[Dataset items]
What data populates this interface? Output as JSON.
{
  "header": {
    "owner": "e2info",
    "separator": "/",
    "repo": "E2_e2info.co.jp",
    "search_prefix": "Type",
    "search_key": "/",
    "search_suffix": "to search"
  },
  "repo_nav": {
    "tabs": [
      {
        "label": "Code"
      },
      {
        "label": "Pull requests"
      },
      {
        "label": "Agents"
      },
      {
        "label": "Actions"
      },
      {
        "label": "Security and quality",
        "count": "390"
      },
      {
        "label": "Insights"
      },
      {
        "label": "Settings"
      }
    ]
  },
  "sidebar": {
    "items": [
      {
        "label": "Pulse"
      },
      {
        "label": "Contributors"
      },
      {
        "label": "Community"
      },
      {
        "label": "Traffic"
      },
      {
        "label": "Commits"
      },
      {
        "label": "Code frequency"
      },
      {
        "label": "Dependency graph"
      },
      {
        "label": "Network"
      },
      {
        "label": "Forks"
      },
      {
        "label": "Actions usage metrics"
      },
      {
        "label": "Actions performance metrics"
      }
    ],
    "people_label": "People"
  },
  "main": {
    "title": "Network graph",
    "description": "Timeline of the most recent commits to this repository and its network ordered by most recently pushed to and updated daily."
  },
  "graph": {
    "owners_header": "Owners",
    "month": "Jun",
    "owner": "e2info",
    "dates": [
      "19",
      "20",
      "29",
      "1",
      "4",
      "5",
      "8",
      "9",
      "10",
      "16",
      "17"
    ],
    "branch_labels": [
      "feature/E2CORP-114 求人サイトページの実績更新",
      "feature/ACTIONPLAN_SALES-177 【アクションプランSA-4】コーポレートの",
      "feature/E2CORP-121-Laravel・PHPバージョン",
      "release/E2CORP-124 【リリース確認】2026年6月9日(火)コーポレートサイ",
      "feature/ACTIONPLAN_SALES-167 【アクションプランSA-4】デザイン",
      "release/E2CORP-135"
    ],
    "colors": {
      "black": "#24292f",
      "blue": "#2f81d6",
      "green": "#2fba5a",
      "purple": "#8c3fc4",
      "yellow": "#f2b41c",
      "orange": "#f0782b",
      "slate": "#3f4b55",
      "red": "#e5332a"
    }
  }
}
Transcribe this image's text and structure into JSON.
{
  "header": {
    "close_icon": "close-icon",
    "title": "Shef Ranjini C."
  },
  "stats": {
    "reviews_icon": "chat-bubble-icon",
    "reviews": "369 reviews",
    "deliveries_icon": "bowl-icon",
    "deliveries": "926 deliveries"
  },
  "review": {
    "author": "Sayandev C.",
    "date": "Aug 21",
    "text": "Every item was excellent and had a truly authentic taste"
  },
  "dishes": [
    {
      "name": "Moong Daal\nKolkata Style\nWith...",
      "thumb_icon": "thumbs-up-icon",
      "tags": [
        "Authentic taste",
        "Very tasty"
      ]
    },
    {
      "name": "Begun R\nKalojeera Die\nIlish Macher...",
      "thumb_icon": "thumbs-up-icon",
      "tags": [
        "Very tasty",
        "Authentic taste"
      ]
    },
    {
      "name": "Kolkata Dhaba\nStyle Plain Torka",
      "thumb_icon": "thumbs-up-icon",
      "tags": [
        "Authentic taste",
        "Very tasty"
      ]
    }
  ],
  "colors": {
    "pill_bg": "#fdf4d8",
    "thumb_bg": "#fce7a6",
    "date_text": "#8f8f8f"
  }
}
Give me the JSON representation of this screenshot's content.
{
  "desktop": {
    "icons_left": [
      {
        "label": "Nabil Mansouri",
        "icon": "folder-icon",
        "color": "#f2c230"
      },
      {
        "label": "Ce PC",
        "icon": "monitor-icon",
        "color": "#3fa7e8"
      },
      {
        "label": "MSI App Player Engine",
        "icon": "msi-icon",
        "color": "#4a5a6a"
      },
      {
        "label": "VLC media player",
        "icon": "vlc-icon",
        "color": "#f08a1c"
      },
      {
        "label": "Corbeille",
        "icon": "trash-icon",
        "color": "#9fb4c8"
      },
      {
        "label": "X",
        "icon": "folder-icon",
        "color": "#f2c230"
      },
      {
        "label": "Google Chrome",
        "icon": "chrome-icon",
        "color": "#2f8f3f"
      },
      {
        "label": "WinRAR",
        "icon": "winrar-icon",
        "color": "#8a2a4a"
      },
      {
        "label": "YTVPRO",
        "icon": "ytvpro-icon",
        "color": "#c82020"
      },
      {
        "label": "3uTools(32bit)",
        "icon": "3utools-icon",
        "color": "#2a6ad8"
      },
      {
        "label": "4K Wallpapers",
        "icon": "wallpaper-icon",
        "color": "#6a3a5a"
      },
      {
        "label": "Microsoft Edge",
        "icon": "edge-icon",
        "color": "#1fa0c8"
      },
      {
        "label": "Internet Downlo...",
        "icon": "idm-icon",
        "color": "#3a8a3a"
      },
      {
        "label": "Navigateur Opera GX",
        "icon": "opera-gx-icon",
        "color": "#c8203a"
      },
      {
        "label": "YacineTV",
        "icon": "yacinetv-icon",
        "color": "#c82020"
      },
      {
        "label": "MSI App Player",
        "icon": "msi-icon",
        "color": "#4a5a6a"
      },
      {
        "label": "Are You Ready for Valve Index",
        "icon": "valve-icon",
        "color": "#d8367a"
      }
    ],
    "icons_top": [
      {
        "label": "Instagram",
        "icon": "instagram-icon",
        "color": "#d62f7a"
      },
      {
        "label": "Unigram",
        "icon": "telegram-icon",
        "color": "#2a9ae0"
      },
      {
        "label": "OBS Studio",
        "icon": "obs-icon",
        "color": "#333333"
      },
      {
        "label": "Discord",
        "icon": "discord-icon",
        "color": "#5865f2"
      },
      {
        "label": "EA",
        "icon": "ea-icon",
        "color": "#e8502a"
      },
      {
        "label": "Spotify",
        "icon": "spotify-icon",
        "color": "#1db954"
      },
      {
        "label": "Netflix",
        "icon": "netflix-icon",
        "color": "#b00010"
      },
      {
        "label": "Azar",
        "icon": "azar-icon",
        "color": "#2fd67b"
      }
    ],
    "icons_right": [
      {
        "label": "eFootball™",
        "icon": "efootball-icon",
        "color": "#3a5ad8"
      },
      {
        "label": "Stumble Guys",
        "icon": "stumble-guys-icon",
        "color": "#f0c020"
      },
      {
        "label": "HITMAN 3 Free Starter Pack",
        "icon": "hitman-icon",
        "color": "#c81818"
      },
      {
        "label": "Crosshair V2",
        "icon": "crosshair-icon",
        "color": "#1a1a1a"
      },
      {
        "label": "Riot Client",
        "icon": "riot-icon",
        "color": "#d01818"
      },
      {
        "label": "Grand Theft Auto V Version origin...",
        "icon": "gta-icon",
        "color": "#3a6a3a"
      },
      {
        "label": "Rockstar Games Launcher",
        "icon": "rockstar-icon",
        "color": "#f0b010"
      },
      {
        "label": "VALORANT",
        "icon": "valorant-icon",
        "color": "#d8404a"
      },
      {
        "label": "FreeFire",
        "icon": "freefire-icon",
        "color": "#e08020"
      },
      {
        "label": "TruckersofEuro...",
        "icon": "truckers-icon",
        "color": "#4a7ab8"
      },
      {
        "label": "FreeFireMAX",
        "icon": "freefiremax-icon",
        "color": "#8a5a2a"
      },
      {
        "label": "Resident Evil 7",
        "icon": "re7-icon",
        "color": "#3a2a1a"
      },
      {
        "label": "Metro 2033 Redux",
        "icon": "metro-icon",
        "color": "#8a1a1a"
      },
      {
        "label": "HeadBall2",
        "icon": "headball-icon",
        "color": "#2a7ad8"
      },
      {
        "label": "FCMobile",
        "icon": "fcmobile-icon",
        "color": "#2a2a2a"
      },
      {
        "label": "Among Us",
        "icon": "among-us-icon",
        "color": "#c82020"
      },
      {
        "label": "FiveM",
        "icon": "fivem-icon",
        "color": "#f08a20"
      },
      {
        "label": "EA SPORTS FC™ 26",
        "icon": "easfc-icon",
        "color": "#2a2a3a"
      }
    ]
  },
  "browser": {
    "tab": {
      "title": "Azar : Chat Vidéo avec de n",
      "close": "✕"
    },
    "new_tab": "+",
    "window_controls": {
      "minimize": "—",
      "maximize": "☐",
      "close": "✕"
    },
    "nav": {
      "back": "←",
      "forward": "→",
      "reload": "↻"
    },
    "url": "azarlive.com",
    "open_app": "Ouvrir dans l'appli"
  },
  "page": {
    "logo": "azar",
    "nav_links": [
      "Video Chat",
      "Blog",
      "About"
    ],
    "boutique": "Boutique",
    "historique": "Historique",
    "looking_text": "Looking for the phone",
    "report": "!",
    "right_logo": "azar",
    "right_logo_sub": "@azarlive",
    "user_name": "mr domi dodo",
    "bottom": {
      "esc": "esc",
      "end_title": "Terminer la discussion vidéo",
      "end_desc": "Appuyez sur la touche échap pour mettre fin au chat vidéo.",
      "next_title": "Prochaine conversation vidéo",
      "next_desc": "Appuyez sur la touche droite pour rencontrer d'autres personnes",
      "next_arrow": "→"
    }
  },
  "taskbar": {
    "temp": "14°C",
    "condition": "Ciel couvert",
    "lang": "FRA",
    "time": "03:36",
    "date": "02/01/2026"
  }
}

* Your instructions: Write out each line of the data that holds the string "this".

* Problem solution:
What data populates this interface? Output as JSON.
    "description": "Timeline of the most recent commits to this repository and its network ordered by most recently pushed to and updated daily."
Transcribe this image's text and structure into JSON.
Give me the JSON representation of this screenshot's content.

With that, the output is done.